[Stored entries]
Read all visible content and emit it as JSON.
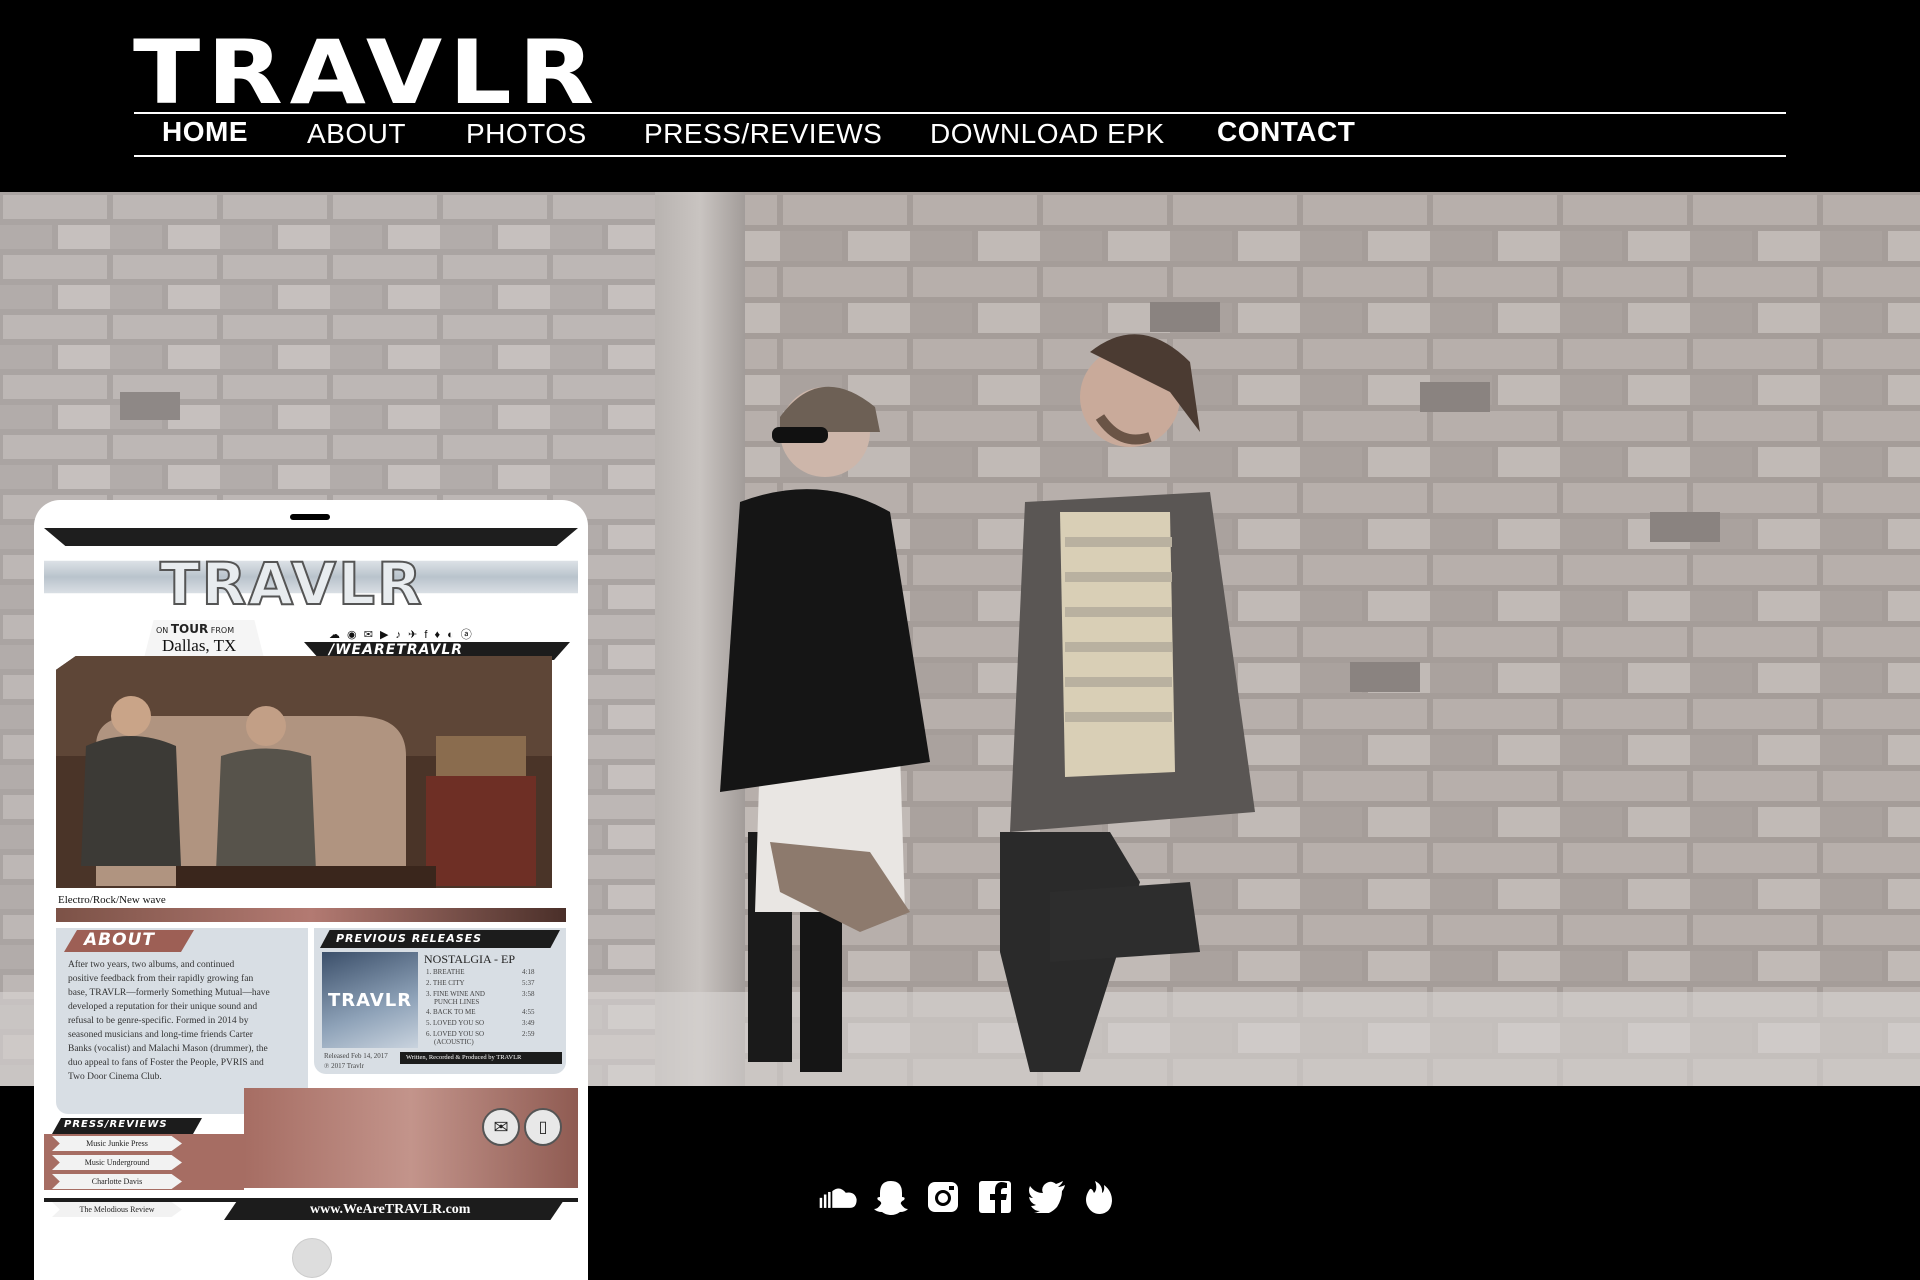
{
  "site": {
    "logo": "TRAVLR"
  },
  "nav": {
    "items": [
      {
        "label": "HOME",
        "bold": true
      },
      {
        "label": "ABOUT",
        "bold": false
      },
      {
        "label": "PHOTOS",
        "bold": false
      },
      {
        "label": "PRESS/REVIEWS",
        "bold": false
      },
      {
        "label": "DOWNLOAD EPK",
        "bold": false
      },
      {
        "label": "CONTACT",
        "bold": true
      }
    ]
  },
  "social": {
    "icons": [
      "soundcloud-icon",
      "snapchat-icon",
      "instagram-icon",
      "facebook-icon",
      "twitter-icon",
      "tinder-flame-icon"
    ]
  },
  "colors": {
    "background": "#000000",
    "text": "#ffffff",
    "epk_accent": "#b37a72",
    "epk_panel": "#d8dee4"
  },
  "epk": {
    "logo": "TRAVLR",
    "tour_line_on": "ON",
    "tour_line_tour": "TOUR",
    "tour_line_from": "FROM",
    "location": "Dallas, TX",
    "handle": "/WEARETRAVLR",
    "genre": "Electro/Rock/New wave",
    "about_heading": "ABOUT",
    "about_lines": [
      "After two years, two albums, and continued",
      "positive feedback from their rapidly growing fan",
      "base, TRAVLR—formerly Something Mutual—have",
      "developed a reputation for their unique sound and",
      "refusal to be genre-specific. Formed in 2014 by",
      "seasoned musicians and long-time friends Carter",
      "Banks (vocalist) and Malachi Mason (drummer), the",
      "duo appeal to fans of Foster the People, PVRIS and",
      "Two Door Cinema Club."
    ],
    "releases_heading": "PREVIOUS RELEASES",
    "album_title": "NOSTALGIA - EP",
    "album_cover_text": "TRAVLR",
    "tracks": [
      {
        "name": "1. BREATHE",
        "time": "4:18"
      },
      {
        "name": "2. THE CITY",
        "time": "5:37"
      },
      {
        "name": "3. FINE WINE AND",
        "time": "3:58"
      },
      {
        "name": "PUNCH LINES",
        "time": ""
      },
      {
        "name": "4. BACK TO ME",
        "time": "4:55"
      },
      {
        "name": "5. LOVED YOU SO",
        "time": "3:49"
      },
      {
        "name": "6. LOVED YOU SO",
        "time": "2:59"
      },
      {
        "name": "(ACOUSTIC)",
        "time": ""
      }
    ],
    "release_date": "Released Feb 14, 2017",
    "copyright": "℗ 2017 Travlr",
    "credits": "Written, Recorded & Produced by TRAVLR",
    "press_heading": "PRESS/REVIEWS",
    "press": [
      "Music Junkie Press",
      "Music Underground",
      "Charlotte Davis",
      "The Melodious Review"
    ],
    "website": "www.WeAreTRAVLR.com"
  }
}
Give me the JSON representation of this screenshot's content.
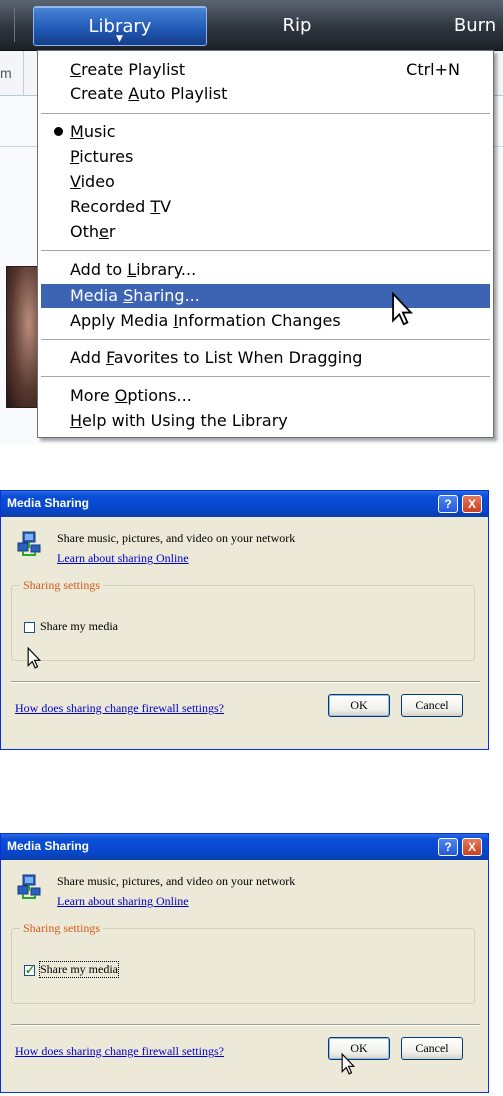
{
  "wmp": {
    "tabs": {
      "library": "Library",
      "rip": "Rip",
      "burn": "Burn"
    },
    "sub_fragment": "m"
  },
  "menu": {
    "create_playlist": {
      "pre": "",
      "ul": "C",
      "post": "reate Playlist",
      "shortcut": "Ctrl+N"
    },
    "create_auto": {
      "pre": "Create ",
      "ul": "A",
      "post": "uto Playlist"
    },
    "music": {
      "pre": "",
      "ul": "M",
      "post": "usic"
    },
    "pictures": {
      "pre": "",
      "ul": "P",
      "post": "ictures"
    },
    "video": {
      "pre": "",
      "ul": "V",
      "post": "ideo"
    },
    "recorded_tv": {
      "pre": "Recorded ",
      "ul": "T",
      "post": "V"
    },
    "other": {
      "pre": "Oth",
      "ul": "e",
      "post": "r"
    },
    "add_to_library": {
      "pre": "Add to ",
      "ul": "L",
      "post": "ibrary..."
    },
    "media_sharing": {
      "pre": "Media ",
      "ul": "S",
      "post": "haring..."
    },
    "apply_info": {
      "pre": "Apply Media ",
      "ul": "I",
      "post": "nformation Changes"
    },
    "add_favorites": {
      "pre": "Add ",
      "ul": "F",
      "post": "avorites to List When Dragging"
    },
    "more_options": {
      "pre": "More ",
      "ul": "O",
      "post": "ptions..."
    },
    "help": {
      "pre": "",
      "ul": "H",
      "post": "elp with Using the Library"
    }
  },
  "dialog": {
    "title": "Media Sharing",
    "help_btn": "?",
    "close_btn": "X",
    "intro": "Share music, pictures, and video on your network",
    "learn_link": "Learn about sharing Online",
    "group_label": "Sharing settings",
    "share_label": "Share my media",
    "firewall_link": "How does sharing change firewall settings?",
    "ok": "OK",
    "cancel": "Cancel"
  },
  "dialog1": {
    "share_checked": false
  },
  "dialog2": {
    "share_checked": true
  }
}
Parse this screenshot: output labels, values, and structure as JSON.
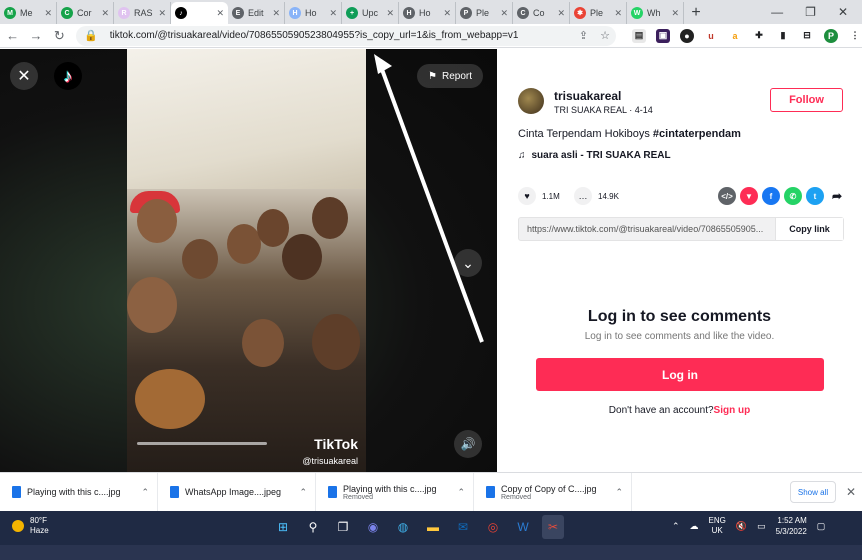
{
  "tabs": [
    {
      "label": "Me",
      "color": "#16a34a",
      "glyph": "M"
    },
    {
      "label": "Cor",
      "color": "#16a34a",
      "glyph": "C"
    },
    {
      "label": "RAS",
      "color": "#e0c3f0",
      "glyph": "R"
    },
    {
      "label": "",
      "color": "#000000",
      "glyph": "♪",
      "active": true
    },
    {
      "label": "Edit",
      "color": "#5f6368",
      "glyph": "E"
    },
    {
      "label": "Ho",
      "color": "#8ab4f8",
      "glyph": "H"
    },
    {
      "label": "Upc",
      "color": "#0f9d58",
      "glyph": "+"
    },
    {
      "label": "Ho",
      "color": "#5f6368",
      "glyph": "H"
    },
    {
      "label": "Ple",
      "color": "#5f6368",
      "glyph": "P"
    },
    {
      "label": "Co",
      "color": "#5f6368",
      "glyph": "C"
    },
    {
      "label": "Ple",
      "color": "#ea4335",
      "glyph": "✱"
    },
    {
      "label": "Wh",
      "color": "#25d366",
      "glyph": "W"
    }
  ],
  "browser": {
    "url": "tiktok.com/@trisuakareal/video/7086550590523804955?is_copy_url=1&is_from_webapp=v1",
    "new_tab": "+",
    "win_min": "—",
    "win_restore": "❐",
    "win_close": "✕",
    "profile": "P"
  },
  "video": {
    "close": "✕",
    "logo": "♪",
    "report_label": "Report",
    "report_icon": "⚑",
    "down": "⌄",
    "volume": "🔊",
    "watermark": "TikTok",
    "watermark_user": "@trisuakareal"
  },
  "panel": {
    "author": "trisuakareal",
    "author_sub": "TRI SUAKA REAL · 4-14",
    "follow_label": "Follow",
    "desc_text": "Cinta Terpendam Hokiboys ",
    "desc_tag": "#cintaterpendam",
    "music_icon": "♫",
    "music": "suara asli - TRI SUAKA REAL",
    "likes": "1.1M",
    "comments": "14.9K",
    "share_link": "https://www.tiktok.com/@trisuakareal/video/70865505905...",
    "copy_label": "Copy link",
    "login_title": "Log in to see comments",
    "login_sub": "Log in to see comments and like the video.",
    "login_button": "Log in",
    "signup_prompt": "Don't have an account?",
    "signup_link": "Sign up"
  },
  "downloads": [
    {
      "name": "Playing with this c....jpg",
      "status": ""
    },
    {
      "name": "WhatsApp Image....jpeg",
      "status": ""
    },
    {
      "name": "Playing with this c....jpg",
      "status": "Removed"
    },
    {
      "name": "Copy of Copy of C....jpg",
      "status": "Removed"
    }
  ],
  "downloads_bar": {
    "show_all": "Show all",
    "close": "✕"
  },
  "taskbar": {
    "temp": "80°F",
    "weather": "Haze",
    "lang1": "ENG",
    "lang2": "UK",
    "time": "1:52 AM",
    "date": "5/3/2022"
  }
}
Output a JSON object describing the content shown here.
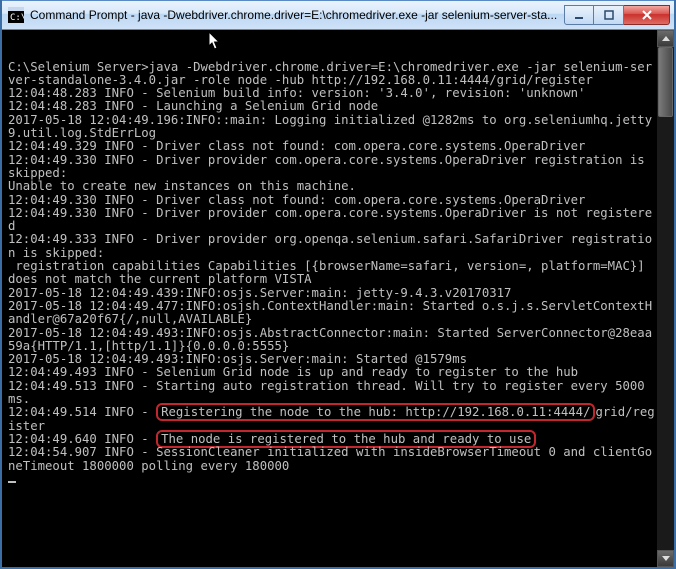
{
  "window": {
    "title": "Command Prompt - java  -Dwebdriver.chrome.driver=E:\\chromedriver.exe -jar selenium-server-sta..."
  },
  "cmd": {
    "prompt": "C:\\Selenium Server>",
    "command": "java -Dwebdriver.chrome.driver=E:\\chromedriver.exe -jar selenium-server-standalone-3.4.0.jar -role node -hub http://192.168.0.11:4444/grid/register"
  },
  "lines": {
    "l1": "12:04:48.283 INFO - Selenium build info: version: '3.4.0', revision: 'unknown'",
    "l2": "12:04:48.283 INFO - Launching a Selenium Grid node",
    "l3": "2017-05-18 12:04:49.196:INFO::main: Logging initialized @1282ms to org.seleniumhq.jetty9.util.log.StdErrLog",
    "l4": "12:04:49.329 INFO - Driver class not found: com.opera.core.systems.OperaDriver",
    "l5": "12:04:49.330 INFO - Driver provider com.opera.core.systems.OperaDriver registration is skipped:",
    "l6": "Unable to create new instances on this machine.",
    "l7": "12:04:49.330 INFO - Driver class not found: com.opera.core.systems.OperaDriver",
    "l8": "12:04:49.330 INFO - Driver provider com.opera.core.systems.OperaDriver is not registered",
    "l9": "12:04:49.333 INFO - Driver provider org.openqa.selenium.safari.SafariDriver registration is skipped:",
    "l10": " registration capabilities Capabilities [{browserName=safari, version=, platform=MAC}] does not match the current platform VISTA",
    "l11": "2017-05-18 12:04:49.439:INFO:osjs.Server:main: jetty-9.4.3.v20170317",
    "l12": "2017-05-18 12:04:49.477:INFO:osjsh.ContextHandler:main: Started o.s.j.s.ServletContextHandler@67a20f67{/,null,AVAILABLE}",
    "l13": "2017-05-18 12:04:49.493:INFO:osjs.AbstractConnector:main: Started ServerConnector@28eaa59a{HTTP/1.1,[http/1.1]}{0.0.0.0:5555}",
    "l14": "2017-05-18 12:04:49.493:INFO:osjs.Server:main: Started @1579ms",
    "l15": "12:04:49.493 INFO - Selenium Grid node is up and ready to register to the hub",
    "l16": "12:04:49.513 INFO - Starting auto registration thread. Will try to register every 5000 ms.",
    "l17a": "12:04:49.514 INFO - ",
    "l17b": "Registering the node to the hub: http://192.168.0.11:4444/",
    "l17c": "grid/register",
    "l18a": "12:04:49.640 INFO - ",
    "l18b": "The node is registered to the hub and ready to use",
    "l19": "12:04:54.907 INFO - SessionCleaner initialized with insideBrowserTimeout 0 and clientGoneTimeout 1800000 polling every 180000"
  }
}
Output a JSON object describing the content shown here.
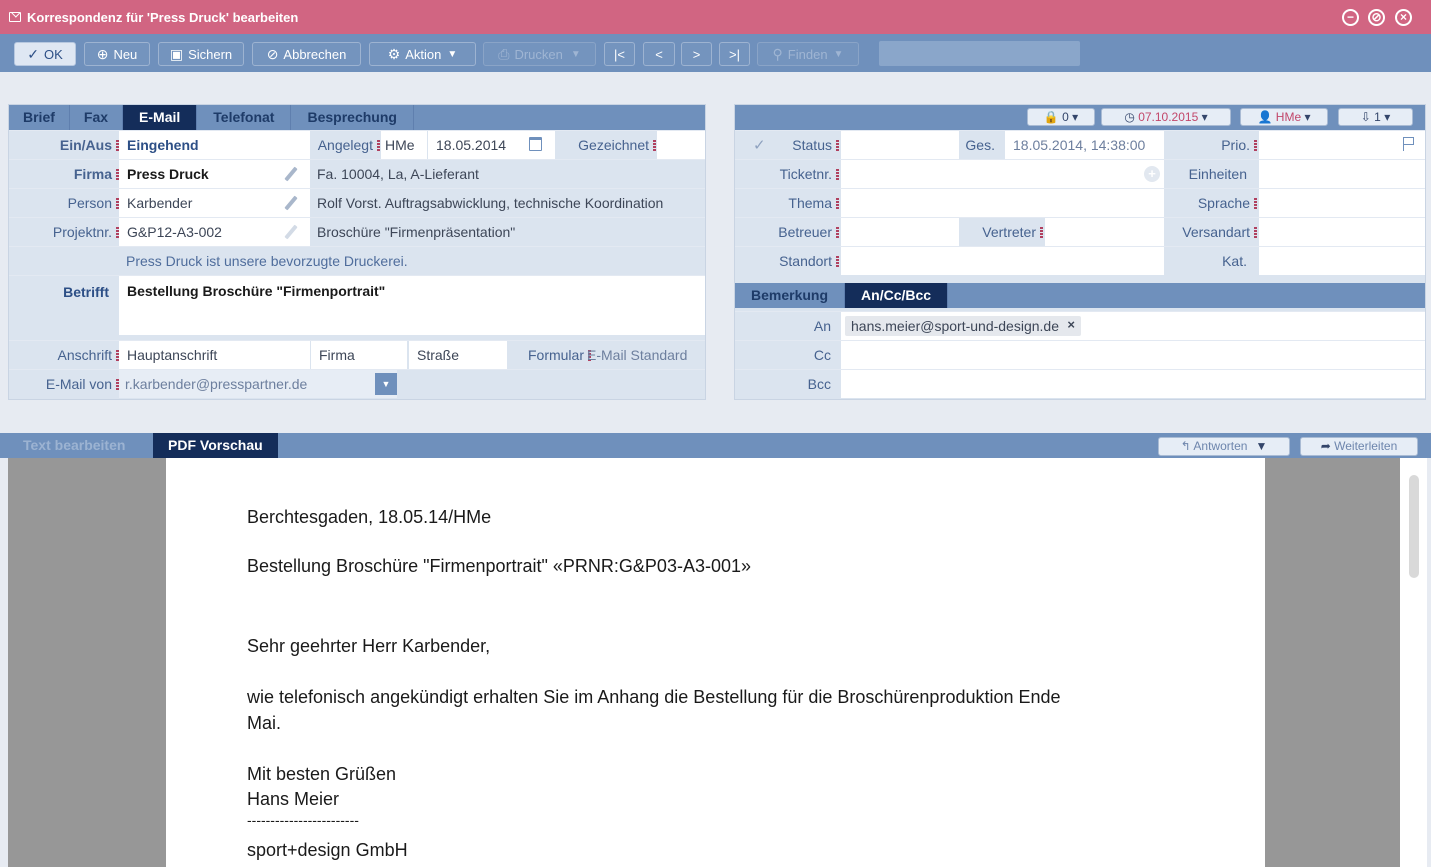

**Task requirements:**
For the data above, state how many lines contain "genre"; the number is the whole answer.

**Answer for this exercise:**
2